(Stored data)
>>>

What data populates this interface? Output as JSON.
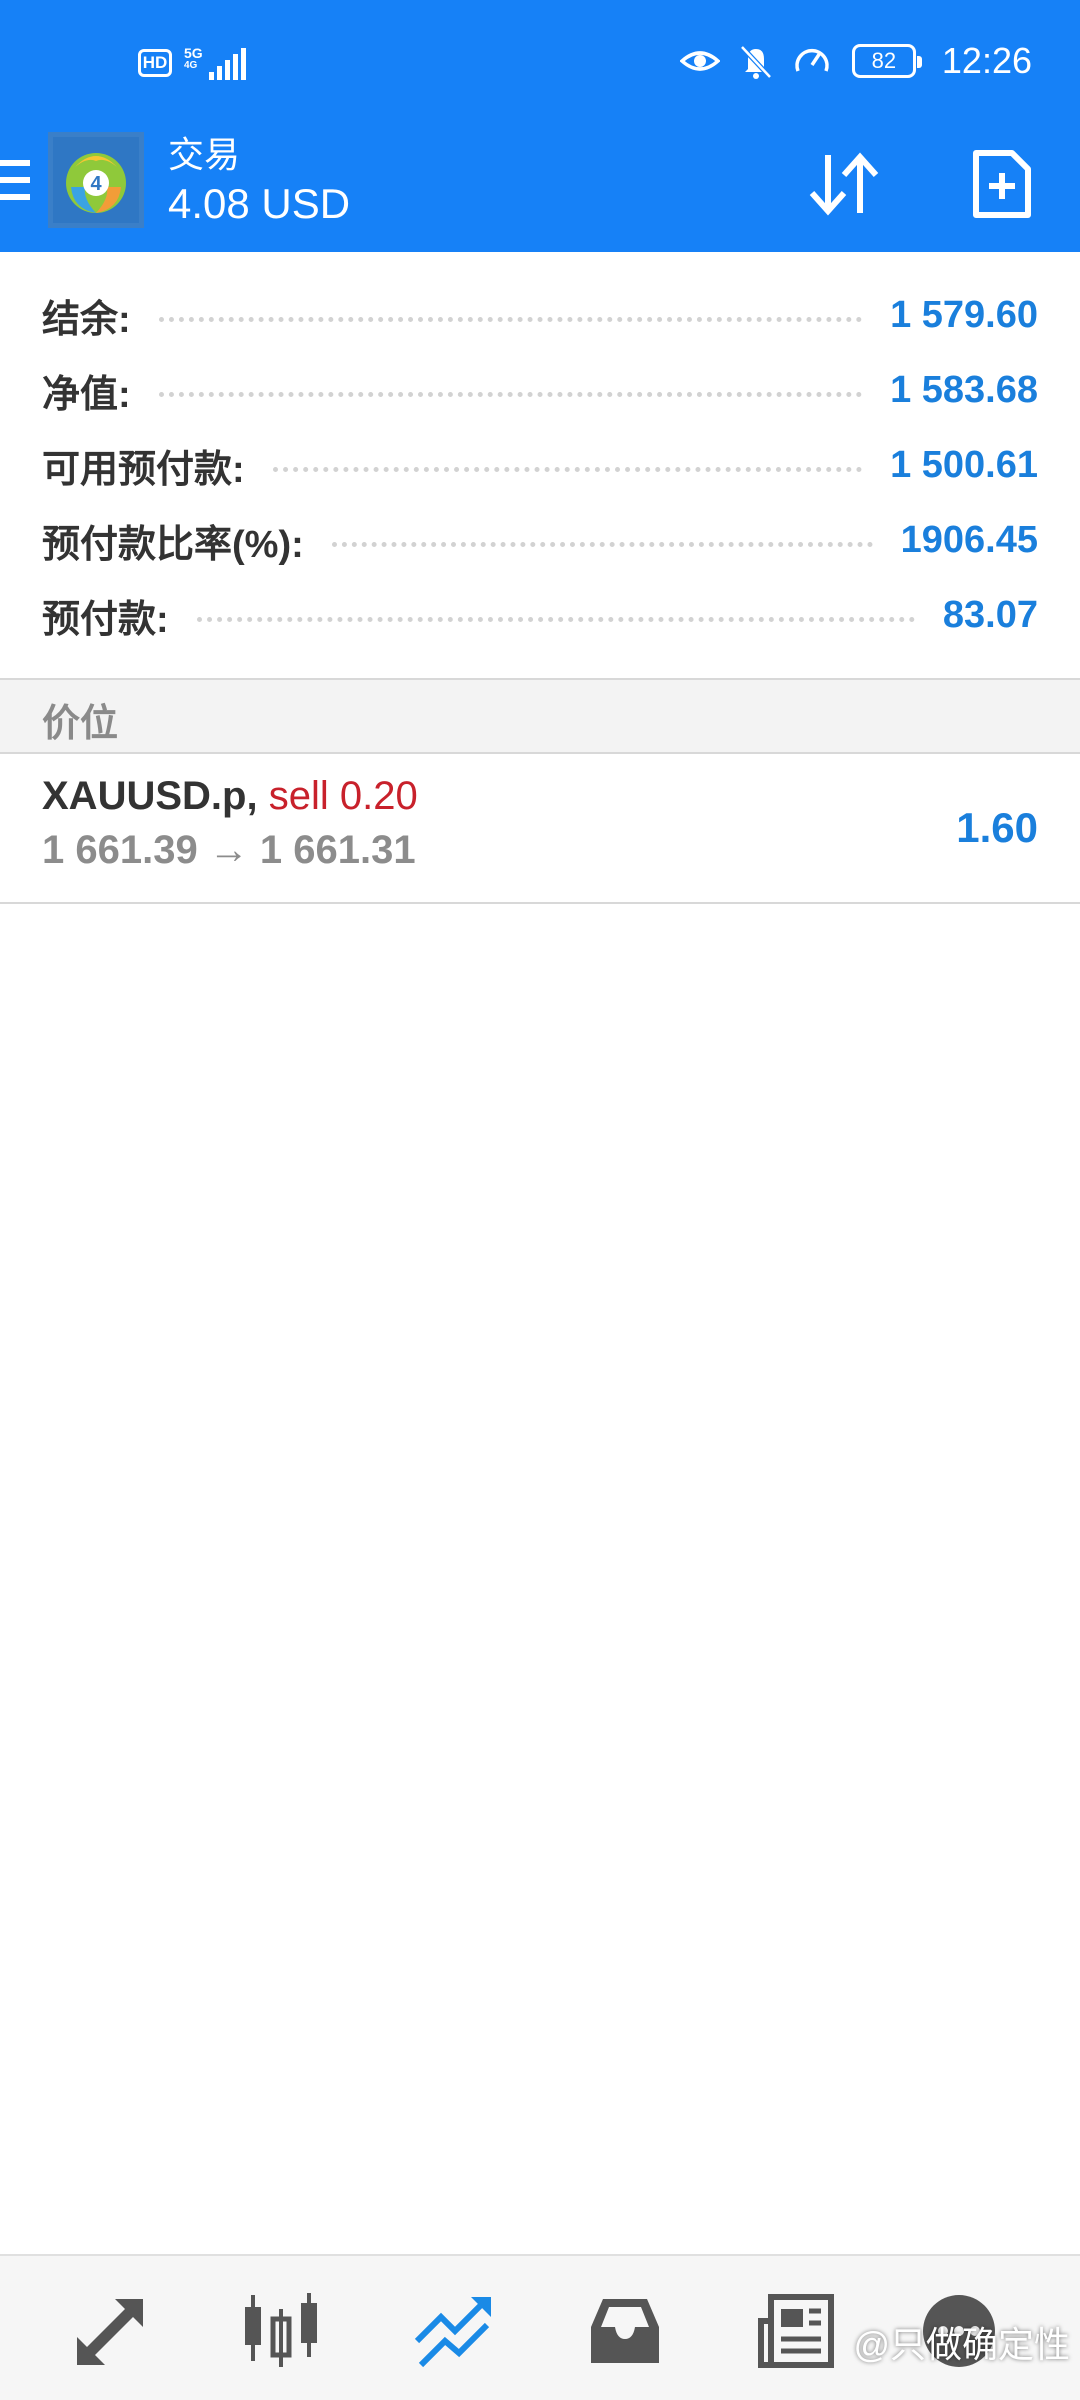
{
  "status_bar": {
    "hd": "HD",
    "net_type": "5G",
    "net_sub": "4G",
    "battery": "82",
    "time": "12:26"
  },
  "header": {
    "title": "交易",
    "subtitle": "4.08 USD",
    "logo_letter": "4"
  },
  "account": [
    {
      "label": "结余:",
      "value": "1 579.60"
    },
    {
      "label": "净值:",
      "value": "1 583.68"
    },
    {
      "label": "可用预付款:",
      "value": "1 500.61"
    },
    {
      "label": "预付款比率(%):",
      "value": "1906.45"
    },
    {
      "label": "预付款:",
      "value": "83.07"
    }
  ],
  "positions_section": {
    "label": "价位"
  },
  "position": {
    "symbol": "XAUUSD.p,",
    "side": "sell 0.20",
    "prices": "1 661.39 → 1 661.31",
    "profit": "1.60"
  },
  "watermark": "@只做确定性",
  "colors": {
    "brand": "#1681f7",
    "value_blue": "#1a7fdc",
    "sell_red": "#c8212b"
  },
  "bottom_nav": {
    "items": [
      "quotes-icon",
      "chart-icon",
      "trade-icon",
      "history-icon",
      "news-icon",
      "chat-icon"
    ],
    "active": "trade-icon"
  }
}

<<<

### GIVEN INSTRUCTION
Select and copy every line of the material that holds the string "label".

### WORKED ANSWER
      "label": "结余:",
      "label": "净值:",
      "label": "可用预付款:",
      "label": "预付款比率(%):",
      "label": "预付款:",
    "label": "价位"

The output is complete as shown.